◆ **Given instruction**
Please render the material as a numbered list, from its first line up to and including the line with "hit-label[interactable]: UniRef100_Q10H28 —", and leave out any blank lines.

* begin Given data *

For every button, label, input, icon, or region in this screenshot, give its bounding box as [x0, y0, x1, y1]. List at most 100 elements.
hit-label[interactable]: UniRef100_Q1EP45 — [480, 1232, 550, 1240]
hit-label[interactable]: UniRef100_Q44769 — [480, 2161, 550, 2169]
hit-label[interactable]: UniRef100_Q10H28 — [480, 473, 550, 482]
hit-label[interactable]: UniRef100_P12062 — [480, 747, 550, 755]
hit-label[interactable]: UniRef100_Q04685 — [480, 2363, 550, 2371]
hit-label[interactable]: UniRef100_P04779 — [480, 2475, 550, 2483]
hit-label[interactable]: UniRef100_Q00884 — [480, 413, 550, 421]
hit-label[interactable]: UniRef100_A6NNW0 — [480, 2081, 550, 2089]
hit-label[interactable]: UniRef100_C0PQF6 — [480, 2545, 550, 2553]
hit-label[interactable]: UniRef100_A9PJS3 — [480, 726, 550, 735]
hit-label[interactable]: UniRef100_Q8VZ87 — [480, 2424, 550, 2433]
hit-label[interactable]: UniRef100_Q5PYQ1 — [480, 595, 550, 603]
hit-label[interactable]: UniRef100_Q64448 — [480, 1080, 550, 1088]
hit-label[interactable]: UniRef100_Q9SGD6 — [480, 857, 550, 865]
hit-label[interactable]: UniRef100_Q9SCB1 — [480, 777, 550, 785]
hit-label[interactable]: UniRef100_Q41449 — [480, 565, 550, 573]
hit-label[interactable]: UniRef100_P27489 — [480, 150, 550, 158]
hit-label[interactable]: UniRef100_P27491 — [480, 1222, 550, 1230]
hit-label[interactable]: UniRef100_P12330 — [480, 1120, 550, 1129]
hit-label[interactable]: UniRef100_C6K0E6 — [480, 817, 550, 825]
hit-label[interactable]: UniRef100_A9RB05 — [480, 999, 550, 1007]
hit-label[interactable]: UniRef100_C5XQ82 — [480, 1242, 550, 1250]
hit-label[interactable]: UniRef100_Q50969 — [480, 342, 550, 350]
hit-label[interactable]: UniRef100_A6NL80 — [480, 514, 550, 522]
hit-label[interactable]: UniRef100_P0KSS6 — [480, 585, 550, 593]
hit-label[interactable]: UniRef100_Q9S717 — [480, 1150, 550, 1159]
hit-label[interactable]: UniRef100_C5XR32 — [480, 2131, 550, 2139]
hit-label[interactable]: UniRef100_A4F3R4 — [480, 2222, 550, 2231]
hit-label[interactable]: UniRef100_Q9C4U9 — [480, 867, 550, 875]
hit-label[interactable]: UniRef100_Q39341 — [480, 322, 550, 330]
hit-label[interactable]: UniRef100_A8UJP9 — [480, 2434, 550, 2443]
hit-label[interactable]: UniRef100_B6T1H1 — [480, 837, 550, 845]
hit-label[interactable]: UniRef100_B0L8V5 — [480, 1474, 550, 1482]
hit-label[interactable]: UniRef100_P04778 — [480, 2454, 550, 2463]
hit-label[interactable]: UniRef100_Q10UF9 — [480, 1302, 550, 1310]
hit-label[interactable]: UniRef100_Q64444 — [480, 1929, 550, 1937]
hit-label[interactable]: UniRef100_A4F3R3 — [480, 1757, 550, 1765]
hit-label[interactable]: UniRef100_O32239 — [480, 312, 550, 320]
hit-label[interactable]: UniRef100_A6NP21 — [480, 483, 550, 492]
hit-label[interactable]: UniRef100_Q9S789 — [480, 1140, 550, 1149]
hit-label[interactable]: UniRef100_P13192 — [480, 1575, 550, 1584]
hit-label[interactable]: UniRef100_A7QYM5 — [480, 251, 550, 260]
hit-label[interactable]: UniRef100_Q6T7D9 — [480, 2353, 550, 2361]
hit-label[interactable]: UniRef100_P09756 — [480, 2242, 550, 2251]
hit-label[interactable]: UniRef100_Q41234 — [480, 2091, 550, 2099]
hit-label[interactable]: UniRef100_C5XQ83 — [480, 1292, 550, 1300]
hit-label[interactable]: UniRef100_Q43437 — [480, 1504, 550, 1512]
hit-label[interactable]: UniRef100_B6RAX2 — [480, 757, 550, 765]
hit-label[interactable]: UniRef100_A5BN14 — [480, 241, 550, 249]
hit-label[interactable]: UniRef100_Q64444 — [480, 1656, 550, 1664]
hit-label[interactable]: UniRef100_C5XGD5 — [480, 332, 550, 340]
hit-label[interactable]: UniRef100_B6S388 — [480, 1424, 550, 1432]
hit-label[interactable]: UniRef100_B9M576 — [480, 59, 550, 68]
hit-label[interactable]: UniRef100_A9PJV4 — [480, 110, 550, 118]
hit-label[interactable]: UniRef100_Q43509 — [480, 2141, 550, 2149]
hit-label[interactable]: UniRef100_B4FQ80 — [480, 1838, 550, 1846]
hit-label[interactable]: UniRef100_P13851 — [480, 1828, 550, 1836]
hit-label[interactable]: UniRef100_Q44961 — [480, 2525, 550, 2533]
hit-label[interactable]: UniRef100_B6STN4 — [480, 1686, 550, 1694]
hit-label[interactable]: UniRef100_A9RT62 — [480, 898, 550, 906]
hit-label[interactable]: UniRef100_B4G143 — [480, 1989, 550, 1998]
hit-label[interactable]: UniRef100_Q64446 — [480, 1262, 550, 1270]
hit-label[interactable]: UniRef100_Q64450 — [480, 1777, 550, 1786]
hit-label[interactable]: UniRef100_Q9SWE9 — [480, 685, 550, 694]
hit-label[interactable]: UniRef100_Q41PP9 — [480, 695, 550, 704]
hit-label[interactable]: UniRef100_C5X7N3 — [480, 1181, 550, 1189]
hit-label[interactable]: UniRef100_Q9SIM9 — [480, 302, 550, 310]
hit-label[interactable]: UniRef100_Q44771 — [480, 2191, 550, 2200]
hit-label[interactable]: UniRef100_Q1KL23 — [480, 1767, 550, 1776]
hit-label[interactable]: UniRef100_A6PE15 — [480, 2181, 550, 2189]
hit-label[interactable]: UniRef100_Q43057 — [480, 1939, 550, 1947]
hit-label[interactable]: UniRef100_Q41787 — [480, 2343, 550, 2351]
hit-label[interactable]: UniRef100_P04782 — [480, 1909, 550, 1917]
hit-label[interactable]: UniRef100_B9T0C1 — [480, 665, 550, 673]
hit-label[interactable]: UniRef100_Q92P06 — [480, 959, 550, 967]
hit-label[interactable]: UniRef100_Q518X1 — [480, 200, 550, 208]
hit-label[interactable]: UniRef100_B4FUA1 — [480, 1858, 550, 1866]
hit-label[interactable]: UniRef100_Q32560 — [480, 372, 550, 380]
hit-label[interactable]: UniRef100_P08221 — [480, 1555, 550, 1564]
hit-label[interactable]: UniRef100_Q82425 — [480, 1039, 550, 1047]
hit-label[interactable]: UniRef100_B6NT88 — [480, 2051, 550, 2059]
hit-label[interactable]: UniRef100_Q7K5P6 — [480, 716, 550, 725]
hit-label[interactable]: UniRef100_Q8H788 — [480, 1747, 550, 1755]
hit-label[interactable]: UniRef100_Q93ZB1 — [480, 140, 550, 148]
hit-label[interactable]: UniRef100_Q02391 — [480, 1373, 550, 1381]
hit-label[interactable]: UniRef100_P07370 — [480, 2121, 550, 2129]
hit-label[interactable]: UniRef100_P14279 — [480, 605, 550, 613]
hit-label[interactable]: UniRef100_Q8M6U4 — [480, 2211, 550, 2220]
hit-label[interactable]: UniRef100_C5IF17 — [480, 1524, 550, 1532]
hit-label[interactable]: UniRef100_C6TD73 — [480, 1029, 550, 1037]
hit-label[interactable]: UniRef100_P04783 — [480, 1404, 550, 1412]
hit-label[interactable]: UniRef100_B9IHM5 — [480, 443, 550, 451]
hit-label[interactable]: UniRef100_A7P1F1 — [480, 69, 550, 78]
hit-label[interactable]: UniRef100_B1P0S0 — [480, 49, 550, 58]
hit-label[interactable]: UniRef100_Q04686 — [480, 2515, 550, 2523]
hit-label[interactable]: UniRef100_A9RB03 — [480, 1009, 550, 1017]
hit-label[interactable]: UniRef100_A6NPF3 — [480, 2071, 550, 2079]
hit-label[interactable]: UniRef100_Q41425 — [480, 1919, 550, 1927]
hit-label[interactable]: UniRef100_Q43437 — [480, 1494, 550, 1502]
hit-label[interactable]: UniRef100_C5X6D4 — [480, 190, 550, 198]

* end Given data *

◆ **Exercise response**
1. For every button, label, input, icon, or region in this screenshot, give its bounding box as [x0, y0, x1, y1]. List at most 100 elements.
2. hit-label[interactable]: UniRef100_Q1EP45 — [480, 1232, 550, 1240]
3. hit-label[interactable]: UniRef100_Q44769 — [480, 2161, 550, 2169]
4. hit-label[interactable]: UniRef100_Q10H28 — [480, 473, 550, 482]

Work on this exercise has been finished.